--- Task material ---

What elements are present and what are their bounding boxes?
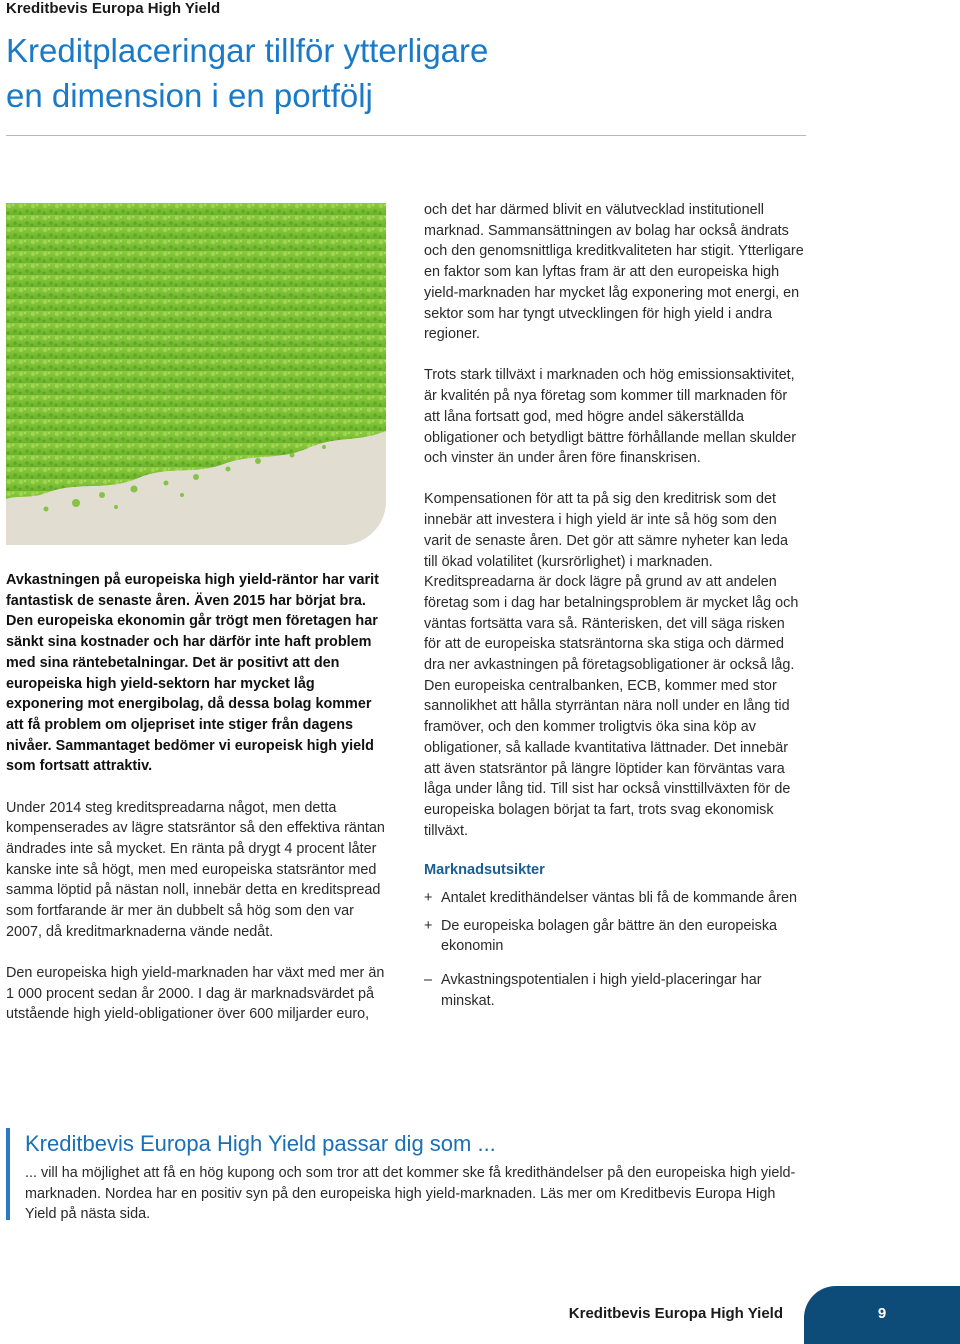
- suitability-box: [6, 1128, 806, 1223]
- outlook-heading: Marknadsutsikter: [424, 861, 545, 878]
- header-divider: [6, 135, 806, 136]
- right-column: [424, 200, 804, 1018]
- outlook-item-text: De europeiska bolagen går bättre än den europeiska ekonomin: [441, 917, 778, 955]
- market-outlook: [424, 862, 804, 1012]
- footer-label: Kreditbevis Europa High Yield: [568, 1305, 783, 1322]
- plus-icon: +: [424, 889, 433, 906]
- suitability-text: ... vill ha möjlighet att få en hög kupong och som tror att det kommer ske få kredithändelser på den europeiska high yield-marknaden. Nordea har en positiv syn på den europeiska high yield-marknaden. Läs mer om Kreditbevis Europa High Yield på nästa sida.: [25, 1165, 796, 1223]
- body-paragraph: Trots stark tillväxt i marknaden och hög emissionsaktivitet, är kvalitén på nya företag som kommer till marknaden för att låna fortsatt god, med högre andel säkerställda obligationer och betydligt bättre förhållande mellan skulder och vinster än under åren före finanskrisen.: [424, 367, 796, 467]
- outlook-item: [424, 970, 804, 1011]
- plus-icon: +: [424, 917, 433, 934]
- outlook-list: [424, 888, 804, 1012]
- page-title: [6, 28, 766, 118]
- minus-icon: –: [424, 972, 433, 988]
- suitability-title: Kreditbevis Europa High Yield passar dig som ...: [25, 1131, 496, 1156]
- title-line-2: en dimension i en portfölj: [6, 77, 373, 114]
- outlook-item-text: Antalet kredithändelser väntas bli få de kommande åren: [441, 889, 797, 906]
- moss-image: [6, 203, 386, 545]
- body-paragraph: Kompensationen för att ta på sig den kreditrisk som det innebär att investera i high yield är inte så hög som den varit de senaste åren. Det gör att sämre nyheter kan leda till ökad volatilitet (kursrörlighet) i marknaden. Kreditspreadarna är dock lägre på grund av att andelen företag som i dag har betalningsproblem är mycket låg och väntas fortsätta vara så. Ränterisken, det vill säga risken för att de europeiska statsräntorna ska stiga och därmed dra ner avkastningen på företagsobligationer är också låg. Den europeiska centralbanken, ECB, kommer med stor sannolikhet att hålla styrräntan nära noll under en lång tid framöver, och den kommer troligtvis öka sina köp av obligationer, så kallade kvantitativa lättnader. Det innebär att även statsräntor på längre löptider kan förväntas vara låga under lång tid. Till sist har också vinsttillväxten för de europeiska bolagen börjat ta fart, trots svag ekonomisk tillväxt.: [424, 491, 799, 839]
- page-number: 9: [877, 1305, 887, 1322]
- left-column: [6, 570, 390, 1046]
- body-paragraph: Den europeiska high yield-marknaden har växt med mer än 1 000 procent sedan år 2000. I dag är marknadsvärdet på utstående high yield-obligationer över 600 miljarder euro,: [6, 964, 385, 1023]
- section-label: Kreditbevis Europa High Yield: [6, 0, 221, 17]
- lead-paragraph: Avkastningen på europeiska high yield-räntor har varit fantastisk de senaste åren. Även 2015 har börjat bra. Den europeiska ekonomin går trögt men företagen har sänkt sina kostnader och har därför inte haft problem med sina räntebetalningar. Det är positivt att den europeiska high yield-sektorn har mycket låg exponering mot energibolag, då dessa bolag kommer att få problem om oljepriset inte stiger från dagens nivåer. Sammantaget bedömer vi europeisk high yield som fortsatt attraktiv.: [6, 572, 379, 775]
- body-paragraph: Under 2014 steg kreditspreadarna något, men detta kompenserades av lägre statsräntor så den effektiva räntan ändrades inte så mycket. En ränta på drygt 4 procent låter kanske inte så högt, men med europeiska statsräntor med samma löptid på nästan noll, innebär detta en kreditspread som fortfarande är mer än dubbelt så hög som den var 2007, då kreditmarknaderna vände nedåt.: [6, 799, 385, 940]
- moss-illustration: [6, 203, 386, 545]
- page-number-tab: [804, 1286, 960, 1344]
- outlook-item: [424, 916, 804, 957]
- outlook-item: [424, 888, 804, 909]
- title-line-1: Kreditplaceringar tillför ytterligare: [6, 32, 489, 69]
- outlook-item-text: Avkastningspotentialen i high yield-placeringar har minskat.: [441, 972, 762, 1009]
- body-paragraph: och det har därmed blivit en välutvecklad institutionell marknad. Sammansättningen av bolag har också ändrats och den genomsnittliga kreditkvaliteten har stigit. Ytterligare en faktor som kan lyftas fram är att den europeiska high yield-marknaden har mycket låg exponering mot energi, en sektor som har tyngt utvecklingen för high yield i andra regioner.: [424, 202, 804, 343]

---

Work order
Check each line of the data above for the word "kredithändelser" and say how many lines contain it, giving nothing besides the number.

Solution for this problem
2